▶ [EXERCISE GOAL] In the listing below, locate the lines that hold "expire" and copy them.

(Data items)
○ ○ ○ ○ ○

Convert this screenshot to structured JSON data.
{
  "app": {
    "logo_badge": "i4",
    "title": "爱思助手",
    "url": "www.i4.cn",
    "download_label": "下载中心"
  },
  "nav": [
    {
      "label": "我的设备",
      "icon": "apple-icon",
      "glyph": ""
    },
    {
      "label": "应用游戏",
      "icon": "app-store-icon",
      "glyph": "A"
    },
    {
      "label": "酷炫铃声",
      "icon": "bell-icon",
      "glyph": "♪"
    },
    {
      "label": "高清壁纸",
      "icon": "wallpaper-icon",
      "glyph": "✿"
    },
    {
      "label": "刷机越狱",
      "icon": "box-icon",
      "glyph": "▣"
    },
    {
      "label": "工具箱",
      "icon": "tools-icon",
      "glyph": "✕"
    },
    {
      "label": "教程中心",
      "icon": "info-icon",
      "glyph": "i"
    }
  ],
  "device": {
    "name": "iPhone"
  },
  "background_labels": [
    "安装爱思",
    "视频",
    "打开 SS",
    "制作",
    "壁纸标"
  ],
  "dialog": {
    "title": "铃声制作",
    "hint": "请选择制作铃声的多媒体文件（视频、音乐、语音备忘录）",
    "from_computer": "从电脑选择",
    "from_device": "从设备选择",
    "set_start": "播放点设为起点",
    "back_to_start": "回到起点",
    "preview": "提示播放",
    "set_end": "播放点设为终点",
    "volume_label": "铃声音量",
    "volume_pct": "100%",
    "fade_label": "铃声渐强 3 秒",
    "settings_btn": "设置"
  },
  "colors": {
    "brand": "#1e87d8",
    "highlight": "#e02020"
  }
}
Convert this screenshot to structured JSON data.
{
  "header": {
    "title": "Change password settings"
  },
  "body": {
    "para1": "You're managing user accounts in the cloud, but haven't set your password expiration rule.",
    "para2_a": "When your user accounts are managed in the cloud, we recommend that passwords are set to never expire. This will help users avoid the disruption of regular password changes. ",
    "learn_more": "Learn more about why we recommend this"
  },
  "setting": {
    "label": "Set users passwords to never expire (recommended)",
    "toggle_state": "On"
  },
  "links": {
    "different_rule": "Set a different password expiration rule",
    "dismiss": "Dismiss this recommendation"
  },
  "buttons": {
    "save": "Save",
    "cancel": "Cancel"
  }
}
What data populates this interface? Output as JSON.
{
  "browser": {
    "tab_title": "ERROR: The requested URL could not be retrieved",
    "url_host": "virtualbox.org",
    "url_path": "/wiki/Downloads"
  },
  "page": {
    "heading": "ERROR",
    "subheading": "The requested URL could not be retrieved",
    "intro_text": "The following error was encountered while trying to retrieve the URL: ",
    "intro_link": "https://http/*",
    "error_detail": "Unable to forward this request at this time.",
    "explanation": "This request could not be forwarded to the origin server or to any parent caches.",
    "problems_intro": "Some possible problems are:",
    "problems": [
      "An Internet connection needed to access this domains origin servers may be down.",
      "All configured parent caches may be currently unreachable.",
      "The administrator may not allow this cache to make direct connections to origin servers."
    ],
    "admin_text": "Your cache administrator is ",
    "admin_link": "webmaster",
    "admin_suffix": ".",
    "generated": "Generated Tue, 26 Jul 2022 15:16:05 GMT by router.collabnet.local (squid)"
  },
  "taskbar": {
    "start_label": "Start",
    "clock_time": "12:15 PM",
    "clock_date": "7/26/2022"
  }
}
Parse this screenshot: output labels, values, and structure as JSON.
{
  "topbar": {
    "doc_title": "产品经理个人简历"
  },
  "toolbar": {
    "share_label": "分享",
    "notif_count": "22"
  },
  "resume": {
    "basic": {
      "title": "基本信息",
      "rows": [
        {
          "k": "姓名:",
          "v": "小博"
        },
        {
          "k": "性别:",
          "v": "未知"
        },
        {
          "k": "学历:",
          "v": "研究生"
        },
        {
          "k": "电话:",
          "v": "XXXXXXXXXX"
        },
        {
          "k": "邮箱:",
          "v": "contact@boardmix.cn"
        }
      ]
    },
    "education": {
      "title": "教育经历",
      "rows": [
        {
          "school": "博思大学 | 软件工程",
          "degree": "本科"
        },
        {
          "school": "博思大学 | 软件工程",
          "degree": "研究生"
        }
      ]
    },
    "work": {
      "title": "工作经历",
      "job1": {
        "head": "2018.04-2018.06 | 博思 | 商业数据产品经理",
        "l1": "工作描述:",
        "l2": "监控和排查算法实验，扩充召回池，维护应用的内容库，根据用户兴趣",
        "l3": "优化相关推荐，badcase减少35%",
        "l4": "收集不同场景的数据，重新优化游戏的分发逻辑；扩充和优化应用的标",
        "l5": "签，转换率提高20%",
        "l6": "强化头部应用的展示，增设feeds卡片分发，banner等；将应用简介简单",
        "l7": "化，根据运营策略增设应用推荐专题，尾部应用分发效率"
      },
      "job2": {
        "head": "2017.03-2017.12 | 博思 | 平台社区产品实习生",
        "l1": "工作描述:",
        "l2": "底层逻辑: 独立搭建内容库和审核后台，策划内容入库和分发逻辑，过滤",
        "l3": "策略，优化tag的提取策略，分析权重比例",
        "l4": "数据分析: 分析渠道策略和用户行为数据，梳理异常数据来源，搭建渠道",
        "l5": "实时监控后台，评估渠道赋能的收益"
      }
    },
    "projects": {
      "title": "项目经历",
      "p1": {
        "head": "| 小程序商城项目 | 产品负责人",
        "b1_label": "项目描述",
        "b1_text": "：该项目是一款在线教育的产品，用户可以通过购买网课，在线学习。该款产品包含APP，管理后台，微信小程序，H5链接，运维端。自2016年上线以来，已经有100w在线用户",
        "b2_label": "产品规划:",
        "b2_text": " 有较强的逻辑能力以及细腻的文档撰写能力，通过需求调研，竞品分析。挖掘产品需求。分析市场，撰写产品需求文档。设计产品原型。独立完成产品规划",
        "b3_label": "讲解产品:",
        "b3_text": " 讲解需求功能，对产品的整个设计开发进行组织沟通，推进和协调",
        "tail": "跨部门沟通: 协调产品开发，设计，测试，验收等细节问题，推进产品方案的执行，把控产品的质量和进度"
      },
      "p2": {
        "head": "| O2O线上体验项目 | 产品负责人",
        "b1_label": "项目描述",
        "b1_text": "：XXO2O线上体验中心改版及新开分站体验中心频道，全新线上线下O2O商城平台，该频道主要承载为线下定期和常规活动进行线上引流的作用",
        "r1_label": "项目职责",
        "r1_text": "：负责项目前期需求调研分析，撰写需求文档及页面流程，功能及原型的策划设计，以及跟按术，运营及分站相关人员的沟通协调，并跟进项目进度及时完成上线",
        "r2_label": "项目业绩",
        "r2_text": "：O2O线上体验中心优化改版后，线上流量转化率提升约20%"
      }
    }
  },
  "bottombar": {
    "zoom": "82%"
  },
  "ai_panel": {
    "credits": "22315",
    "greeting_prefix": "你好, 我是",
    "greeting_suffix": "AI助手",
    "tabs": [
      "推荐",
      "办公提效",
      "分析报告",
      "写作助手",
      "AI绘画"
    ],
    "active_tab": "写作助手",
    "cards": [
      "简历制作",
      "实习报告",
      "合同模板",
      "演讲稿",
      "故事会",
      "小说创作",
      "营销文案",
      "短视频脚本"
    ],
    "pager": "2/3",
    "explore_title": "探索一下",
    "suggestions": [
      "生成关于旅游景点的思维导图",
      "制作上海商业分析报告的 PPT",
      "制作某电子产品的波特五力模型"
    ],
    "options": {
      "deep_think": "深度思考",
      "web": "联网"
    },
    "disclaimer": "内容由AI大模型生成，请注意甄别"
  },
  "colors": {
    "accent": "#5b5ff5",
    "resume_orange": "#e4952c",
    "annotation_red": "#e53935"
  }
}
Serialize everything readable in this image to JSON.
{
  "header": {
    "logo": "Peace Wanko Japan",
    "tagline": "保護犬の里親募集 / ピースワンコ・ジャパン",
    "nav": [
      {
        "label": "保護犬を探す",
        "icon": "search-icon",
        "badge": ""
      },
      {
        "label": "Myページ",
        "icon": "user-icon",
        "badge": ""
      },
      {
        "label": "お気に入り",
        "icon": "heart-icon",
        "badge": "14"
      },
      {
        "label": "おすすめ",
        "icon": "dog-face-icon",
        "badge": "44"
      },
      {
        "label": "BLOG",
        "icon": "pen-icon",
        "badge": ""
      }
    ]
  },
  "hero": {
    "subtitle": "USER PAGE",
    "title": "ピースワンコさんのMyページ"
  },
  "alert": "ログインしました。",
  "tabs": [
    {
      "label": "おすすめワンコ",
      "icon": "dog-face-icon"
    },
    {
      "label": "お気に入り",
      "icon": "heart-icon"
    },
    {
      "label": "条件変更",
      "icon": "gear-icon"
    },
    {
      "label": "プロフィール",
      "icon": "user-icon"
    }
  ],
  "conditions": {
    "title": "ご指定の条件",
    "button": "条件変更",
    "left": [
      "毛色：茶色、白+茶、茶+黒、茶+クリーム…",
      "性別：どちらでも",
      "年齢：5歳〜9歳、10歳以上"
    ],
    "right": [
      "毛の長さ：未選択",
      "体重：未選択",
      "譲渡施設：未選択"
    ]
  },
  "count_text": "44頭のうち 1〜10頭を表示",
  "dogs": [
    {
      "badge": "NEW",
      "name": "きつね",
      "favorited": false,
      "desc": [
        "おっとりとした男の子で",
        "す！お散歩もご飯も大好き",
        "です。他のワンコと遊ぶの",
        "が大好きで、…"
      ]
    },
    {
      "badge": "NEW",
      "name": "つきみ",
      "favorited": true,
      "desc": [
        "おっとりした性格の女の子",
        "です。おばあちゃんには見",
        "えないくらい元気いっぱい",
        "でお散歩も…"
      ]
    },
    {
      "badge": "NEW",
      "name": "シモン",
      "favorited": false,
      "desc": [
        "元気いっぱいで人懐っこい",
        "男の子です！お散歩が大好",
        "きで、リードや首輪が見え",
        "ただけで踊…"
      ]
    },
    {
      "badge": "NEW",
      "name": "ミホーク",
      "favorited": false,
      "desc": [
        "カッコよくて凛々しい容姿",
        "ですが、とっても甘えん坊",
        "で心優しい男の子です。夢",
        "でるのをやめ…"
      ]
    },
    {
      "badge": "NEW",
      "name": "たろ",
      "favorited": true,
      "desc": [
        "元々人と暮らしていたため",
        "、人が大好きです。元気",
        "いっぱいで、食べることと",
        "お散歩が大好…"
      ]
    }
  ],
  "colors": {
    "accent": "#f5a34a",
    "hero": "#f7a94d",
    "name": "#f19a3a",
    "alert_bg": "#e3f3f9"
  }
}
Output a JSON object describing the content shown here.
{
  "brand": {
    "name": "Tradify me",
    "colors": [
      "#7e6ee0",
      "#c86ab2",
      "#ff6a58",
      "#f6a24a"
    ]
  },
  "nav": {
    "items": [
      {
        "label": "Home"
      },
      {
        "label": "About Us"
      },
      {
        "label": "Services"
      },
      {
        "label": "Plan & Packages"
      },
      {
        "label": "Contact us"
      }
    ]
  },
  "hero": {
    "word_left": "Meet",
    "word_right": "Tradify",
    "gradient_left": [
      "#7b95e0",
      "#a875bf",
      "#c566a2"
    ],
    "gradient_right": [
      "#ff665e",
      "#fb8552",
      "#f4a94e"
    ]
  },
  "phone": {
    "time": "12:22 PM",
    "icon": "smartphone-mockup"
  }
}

○ ○ ○ ○ ○

▶ [RESULT OF THIS EXERCISE]
    "para2_a": "When your user accounts are managed in the cloud, we recommend that passwords are set to never expire. This will help users avoid the disruption of regular password changes. ",
    "label": "Set users passwords to never expire (recommended)",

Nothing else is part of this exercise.